(Figure content listings)
◇ ◇ ◇ ◇
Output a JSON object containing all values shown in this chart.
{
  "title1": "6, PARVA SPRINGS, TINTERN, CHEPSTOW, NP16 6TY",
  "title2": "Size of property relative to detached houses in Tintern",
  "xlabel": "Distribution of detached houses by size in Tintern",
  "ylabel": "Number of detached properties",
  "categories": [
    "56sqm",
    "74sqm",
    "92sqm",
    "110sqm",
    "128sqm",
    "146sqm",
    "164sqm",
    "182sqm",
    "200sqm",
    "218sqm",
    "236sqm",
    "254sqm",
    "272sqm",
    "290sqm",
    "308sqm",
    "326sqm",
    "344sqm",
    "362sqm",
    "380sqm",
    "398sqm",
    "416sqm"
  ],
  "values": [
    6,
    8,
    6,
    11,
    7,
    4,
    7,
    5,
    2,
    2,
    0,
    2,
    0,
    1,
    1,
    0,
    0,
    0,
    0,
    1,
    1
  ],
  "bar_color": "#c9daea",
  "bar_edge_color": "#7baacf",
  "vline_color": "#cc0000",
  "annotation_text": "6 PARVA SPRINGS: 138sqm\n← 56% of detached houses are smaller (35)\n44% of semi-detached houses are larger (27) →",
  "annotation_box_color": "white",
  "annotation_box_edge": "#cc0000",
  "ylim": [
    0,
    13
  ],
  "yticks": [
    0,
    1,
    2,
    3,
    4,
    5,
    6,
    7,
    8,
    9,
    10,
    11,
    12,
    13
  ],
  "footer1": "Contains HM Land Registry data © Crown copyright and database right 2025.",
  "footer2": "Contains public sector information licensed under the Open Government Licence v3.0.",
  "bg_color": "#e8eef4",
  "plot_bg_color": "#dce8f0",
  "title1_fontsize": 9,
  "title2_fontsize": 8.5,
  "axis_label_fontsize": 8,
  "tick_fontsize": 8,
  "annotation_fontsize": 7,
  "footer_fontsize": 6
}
◇ ◇ ◇ ◇
▸ **GOAL**
Please quote the records above exactly, without skipping a line.

▸ **TASK SOLUTION**
Output a JSON object containing all values shown in this chart.
{
  "title1": "6, PARVA SPRINGS, TINTERN, CHEPSTOW, NP16 6TY",
  "title2": "Size of property relative to detached houses in Tintern",
  "xlabel": "Distribution of detached houses by size in Tintern",
  "ylabel": "Number of detached properties",
  "categories": [
    "56sqm",
    "74sqm",
    "92sqm",
    "110sqm",
    "128sqm",
    "146sqm",
    "164sqm",
    "182sqm",
    "200sqm",
    "218sqm",
    "236sqm",
    "254sqm",
    "272sqm",
    "290sqm",
    "308sqm",
    "326sqm",
    "344sqm",
    "362sqm",
    "380sqm",
    "398sqm",
    "416sqm"
  ],
  "values": [
    6,
    8,
    6,
    11,
    7,
    4,
    7,
    5,
    2,
    2,
    0,
    2,
    0,
    1,
    1,
    0,
    0,
    0,
    0,
    1,
    1
  ],
  "bar_color": "#c9daea",
  "bar_edge_color": "#7baacf",
  "vline_color": "#cc0000",
  "annotation_text": "6 PARVA SPRINGS: 138sqm\n← 56% of detached houses are smaller (35)\n44% of semi-detached houses are larger (27) →",
  "annotation_box_color": "white",
  "annotation_box_edge": "#cc0000",
  "ylim": [
    0,
    13
  ],
  "yticks": [
    0,
    1,
    2,
    3,
    4,
    5,
    6,
    7,
    8,
    9,
    10,
    11,
    12,
    13
  ],
  "footer1": "Contains HM Land Registry data © Crown copyright and database right 2025.",
  "footer2": "Contains public sector information licensed under the Open Government Licence v3.0.",
  "bg_color": "#e8eef4",
  "plot_bg_color": "#dce8f0",
  "title1_fontsize": 9,
  "title2_fontsize": 8.5,
  "axis_label_fontsize": 8,
  "tick_fontsize": 8,
  "annotation_fontsize": 7,
  "footer_fontsize": 6
}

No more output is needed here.